WHAT IS EXPECTED: Please reproduce every record, keeping each one exactly as written.

········

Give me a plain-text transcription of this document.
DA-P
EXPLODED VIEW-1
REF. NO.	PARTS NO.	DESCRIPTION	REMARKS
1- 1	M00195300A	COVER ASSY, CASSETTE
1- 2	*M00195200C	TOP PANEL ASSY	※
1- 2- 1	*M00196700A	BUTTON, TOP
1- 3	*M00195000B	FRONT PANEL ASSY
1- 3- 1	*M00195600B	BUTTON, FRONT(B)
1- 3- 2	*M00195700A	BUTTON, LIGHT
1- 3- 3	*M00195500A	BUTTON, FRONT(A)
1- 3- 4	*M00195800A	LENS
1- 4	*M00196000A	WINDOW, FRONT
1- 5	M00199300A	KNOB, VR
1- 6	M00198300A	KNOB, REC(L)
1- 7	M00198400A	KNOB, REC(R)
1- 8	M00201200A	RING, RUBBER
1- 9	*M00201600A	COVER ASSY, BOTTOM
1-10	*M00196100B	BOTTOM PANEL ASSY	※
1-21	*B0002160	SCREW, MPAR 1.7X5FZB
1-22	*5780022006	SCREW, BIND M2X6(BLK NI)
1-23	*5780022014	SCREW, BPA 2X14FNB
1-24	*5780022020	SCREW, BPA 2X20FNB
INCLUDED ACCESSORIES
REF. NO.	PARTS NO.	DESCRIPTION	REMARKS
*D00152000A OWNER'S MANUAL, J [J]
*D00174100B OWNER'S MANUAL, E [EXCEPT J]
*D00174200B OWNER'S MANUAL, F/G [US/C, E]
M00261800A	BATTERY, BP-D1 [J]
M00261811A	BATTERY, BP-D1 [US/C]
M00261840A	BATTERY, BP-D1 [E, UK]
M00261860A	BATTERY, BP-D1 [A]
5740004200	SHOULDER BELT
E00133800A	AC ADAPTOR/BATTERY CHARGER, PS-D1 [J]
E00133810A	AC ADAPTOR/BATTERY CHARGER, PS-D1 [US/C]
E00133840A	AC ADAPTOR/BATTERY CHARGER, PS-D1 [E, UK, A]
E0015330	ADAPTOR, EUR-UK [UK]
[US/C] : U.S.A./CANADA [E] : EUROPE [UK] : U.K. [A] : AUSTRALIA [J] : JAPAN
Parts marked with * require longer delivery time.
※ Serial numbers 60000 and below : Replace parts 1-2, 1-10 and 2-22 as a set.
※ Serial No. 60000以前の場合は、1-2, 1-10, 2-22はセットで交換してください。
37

········

SOLUTION TO THE EXERCISE:
Give me a plain-text transcription of this document.
DA-P
EXPLODED VIEW-1
REF. NO.	PARTS NO.	DESCRIPTION	REMARKS
1- 1	M00195300A	COVER ASSY, CASSETTE
1- 2	*M00195200C	TOP PANEL ASSY	※
1- 2- 1	*M00196700A	BUTTON, TOP
1- 3	*M00195000B	FRONT PANEL ASSY
1- 3- 1	*M00195600B	BUTTON, FRONT(B)
1- 3- 2	*M00195700A	BUTTON, LIGHT
1- 3- 3	*M00195500A	BUTTON, FRONT(A)
1- 3- 4	*M00195800A	LENS
1- 4	*M00196000A	WINDOW, FRONT
1- 5	M00199300A	KNOB, VR
1- 6	M00198300A	KNOB, REC(L)
1- 7	M00198400A	KNOB, REC(R)
1- 8	M00201200A	RING, RUBBER
1- 9	*M00201600A	COVER ASSY, BOTTOM
1-10	*M00196100B	BOTTOM PANEL ASSY	※
1-21	*B0002160	SCREW, MPAR 1.7X5FZB
1-22	*5780022006	SCREW, BIND M2X6(BLK NI)
1-23	*5780022014	SCREW, BPA 2X14FNB
1-24	*5780022020	SCREW, BPA 2X20FNB
INCLUDED ACCESSORIES
REF. NO.	PARTS NO.	DESCRIPTION	REMARKS
*D00152000A OWNER'S MANUAL, J [J]
*D00174100B OWNER'S MANUAL, E [EXCEPT J]
*D00174200B OWNER'S MANUAL, F/G [US/C, E]
M00261800A	BATTERY, BP-D1 [J]
M00261811A	BATTERY, BP-D1 [US/C]
M00261840A	BATTERY, BP-D1 [E, UK]
M00261860A	BATTERY, BP-D1 [A]
5740004200	SHOULDER BELT
E00133800A	AC ADAPTOR/BATTERY CHARGER, PS-D1 [J]
E00133810A	AC ADAPTOR/BATTERY CHARGER, PS-D1 [US/C]
E00133840A	AC ADAPTOR/BATTERY CHARGER, PS-D1 [E, UK, A]
E0015330	ADAPTOR, EUR-UK [UK]
[US/C] : U.S.A./CANADA [E] : EUROPE [UK] : U.K. [A] : AUSTRALIA [J] : JAPAN
Parts marked with * require longer delivery time.
※ Serial numbers 60000 and below : Replace parts 1-2, 1-10 and 2-22 as a set.
※ Serial No. 60000以前の場合は、1-2, 1-10, 2-22はセットで交換してください。
37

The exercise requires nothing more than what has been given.